◆ **Given request**
Transcribe the listing in full, excluding any pictures.

── Material for this task

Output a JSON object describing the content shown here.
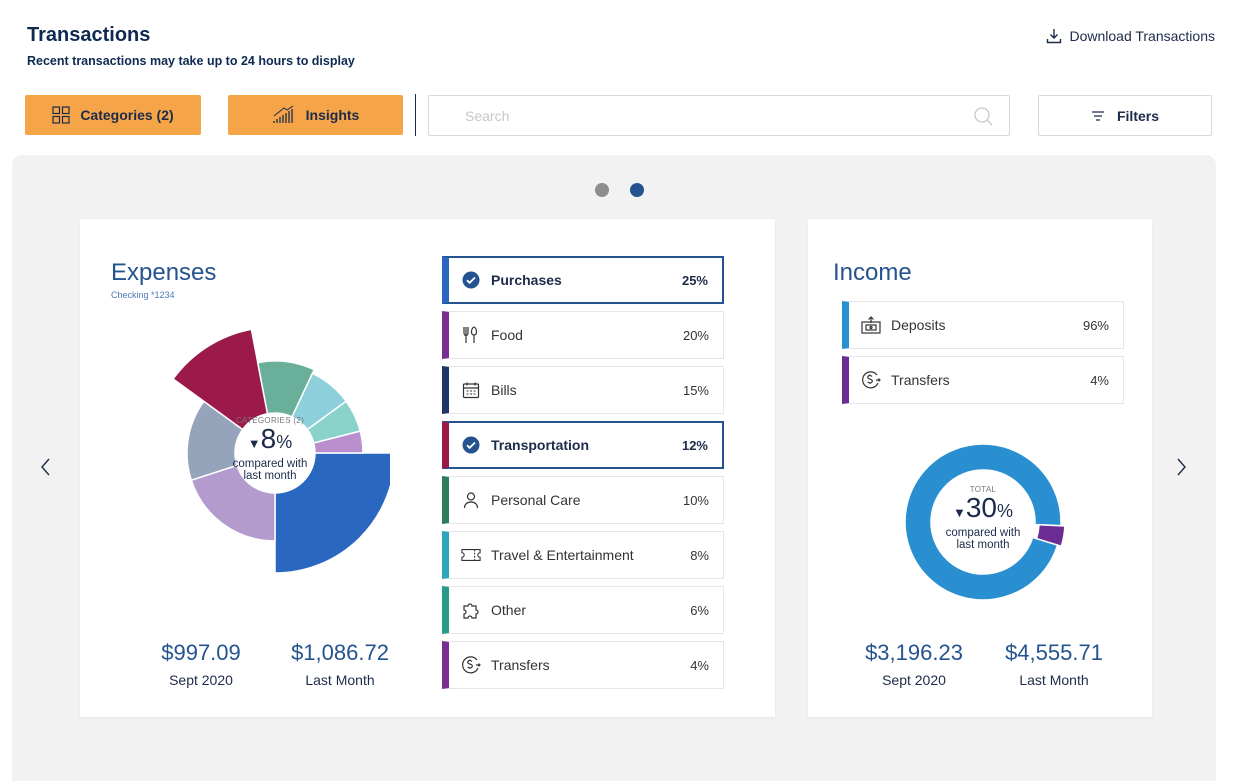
{
  "header": {
    "title": "Transactions",
    "subtitle": "Recent transactions may take up to 24 hours to display",
    "download_label": "Download Transactions"
  },
  "toolbar": {
    "categories_label": "Categories (2)",
    "insights_label": "Insights",
    "search_placeholder": "Search",
    "filters_label": "Filters",
    "accent_color": "#f5a548"
  },
  "carousel": {
    "page_count": 2,
    "active_page": 2
  },
  "expenses": {
    "title": "Expenses",
    "account": "Checking *1234",
    "center_label": "CATEGORIES (2)",
    "center_arrow": "▼",
    "center_value": "8",
    "center_unit": "%",
    "center_text_1": "compared with",
    "center_text_2": "last month",
    "current_amount": "$997.09",
    "current_label": "Sept 2020",
    "previous_amount": "$1,086.72",
    "previous_label": "Last Month",
    "categories": [
      {
        "name": "Purchases",
        "percent": "25%",
        "value": 25,
        "color": "#2a67c0",
        "icon": "check-circle-icon",
        "selected": true
      },
      {
        "name": "Food",
        "percent": "20%",
        "value": 20,
        "color": "#7a2e91",
        "icon": "utensils-icon",
        "selected": false
      },
      {
        "name": "Bills",
        "percent": "15%",
        "value": 15,
        "color": "#1f3766",
        "icon": "calendar-icon",
        "selected": false
      },
      {
        "name": "Transportation",
        "percent": "12%",
        "value": 12,
        "color": "#9c1a4a",
        "icon": "check-circle-icon",
        "selected": true
      },
      {
        "name": "Personal Care",
        "percent": "10%",
        "value": 10,
        "color": "#2e7d5b",
        "icon": "person-icon",
        "selected": false
      },
      {
        "name": "Travel & Entertainment",
        "percent": "8%",
        "value": 8,
        "color": "#2ea7bd",
        "icon": "ticket-icon",
        "selected": false
      },
      {
        "name": "Other",
        "percent": "6%",
        "value": 6,
        "color": "#2a9a8a",
        "icon": "puzzle-icon",
        "selected": false
      },
      {
        "name": "Transfers",
        "percent": "4%",
        "value": 4,
        "color": "#7a2e91",
        "icon": "dollar-transfer-icon",
        "selected": false
      }
    ],
    "donut_colors": [
      "#2a67c0",
      "#b39ccd",
      "#95a4ba",
      "#9c1a4a",
      "#6aaf9a",
      "#8dd0dc",
      "#8ad3cb",
      "#b98fce"
    ]
  },
  "income": {
    "title": "Income",
    "center_label": "TOTAL",
    "center_arrow": "▼",
    "center_value": "30",
    "center_unit": "%",
    "center_text_1": "compared with",
    "center_text_2": "last month",
    "current_amount": "$3,196.23",
    "current_label": "Sept 2020",
    "previous_amount": "$4,555.71",
    "previous_label": "Last Month",
    "categories": [
      {
        "name": "Deposits",
        "percent": "96%",
        "value": 96,
        "color": "#2a8fd0",
        "icon": "deposit-icon"
      },
      {
        "name": "Transfers",
        "percent": "4%",
        "value": 4,
        "color": "#6b2d94",
        "icon": "dollar-transfer-icon"
      }
    ]
  }
}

────

◆ **Correct output**
Output a JSON object describing the content shown here.
{
  "header": {
    "title": "Transactions",
    "subtitle": "Recent transactions may take up to 24 hours to display",
    "download_label": "Download Transactions"
  },
  "toolbar": {
    "categories_label": "Categories (2)",
    "insights_label": "Insights",
    "search_placeholder": "Search",
    "filters_label": "Filters",
    "accent_color": "#f5a548"
  },
  "carousel": {
    "page_count": 2,
    "active_page": 2
  },
  "expenses": {
    "title": "Expenses",
    "account": "Checking *1234",
    "center_label": "CATEGORIES (2)",
    "center_arrow": "▼",
    "center_value": "8",
    "center_unit": "%",
    "center_text_1": "compared with",
    "center_text_2": "last month",
    "current_amount": "$997.09",
    "current_label": "Sept 2020",
    "previous_amount": "$1,086.72",
    "previous_label": "Last Month",
    "categories": [
      {
        "name": "Purchases",
        "percent": "25%",
        "value": 25,
        "color": "#2a67c0",
        "icon": "check-circle-icon",
        "selected": true
      },
      {
        "name": "Food",
        "percent": "20%",
        "value": 20,
        "color": "#7a2e91",
        "icon": "utensils-icon",
        "selected": false
      },
      {
        "name": "Bills",
        "percent": "15%",
        "value": 15,
        "color": "#1f3766",
        "icon": "calendar-icon",
        "selected": false
      },
      {
        "name": "Transportation",
        "percent": "12%",
        "value": 12,
        "color": "#9c1a4a",
        "icon": "check-circle-icon",
        "selected": true
      },
      {
        "name": "Personal Care",
        "percent": "10%",
        "value": 10,
        "color": "#2e7d5b",
        "icon": "person-icon",
        "selected": false
      },
      {
        "name": "Travel & Entertainment",
        "percent": "8%",
        "value": 8,
        "color": "#2ea7bd",
        "icon": "ticket-icon",
        "selected": false
      },
      {
        "name": "Other",
        "percent": "6%",
        "value": 6,
        "color": "#2a9a8a",
        "icon": "puzzle-icon",
        "selected": false
      },
      {
        "name": "Transfers",
        "percent": "4%",
        "value": 4,
        "color": "#7a2e91",
        "icon": "dollar-transfer-icon",
        "selected": false
      }
    ],
    "donut_colors": [
      "#2a67c0",
      "#b39ccd",
      "#95a4ba",
      "#9c1a4a",
      "#6aaf9a",
      "#8dd0dc",
      "#8ad3cb",
      "#b98fce"
    ]
  },
  "income": {
    "title": "Income",
    "center_label": "TOTAL",
    "center_arrow": "▼",
    "center_value": "30",
    "center_unit": "%",
    "center_text_1": "compared with",
    "center_text_2": "last month",
    "current_amount": "$3,196.23",
    "current_label": "Sept 2020",
    "previous_amount": "$4,555.71",
    "previous_label": "Last Month",
    "categories": [
      {
        "name": "Deposits",
        "percent": "96%",
        "value": 96,
        "color": "#2a8fd0",
        "icon": "deposit-icon"
      },
      {
        "name": "Transfers",
        "percent": "4%",
        "value": 4,
        "color": "#6b2d94",
        "icon": "dollar-transfer-icon"
      }
    ]
  }
}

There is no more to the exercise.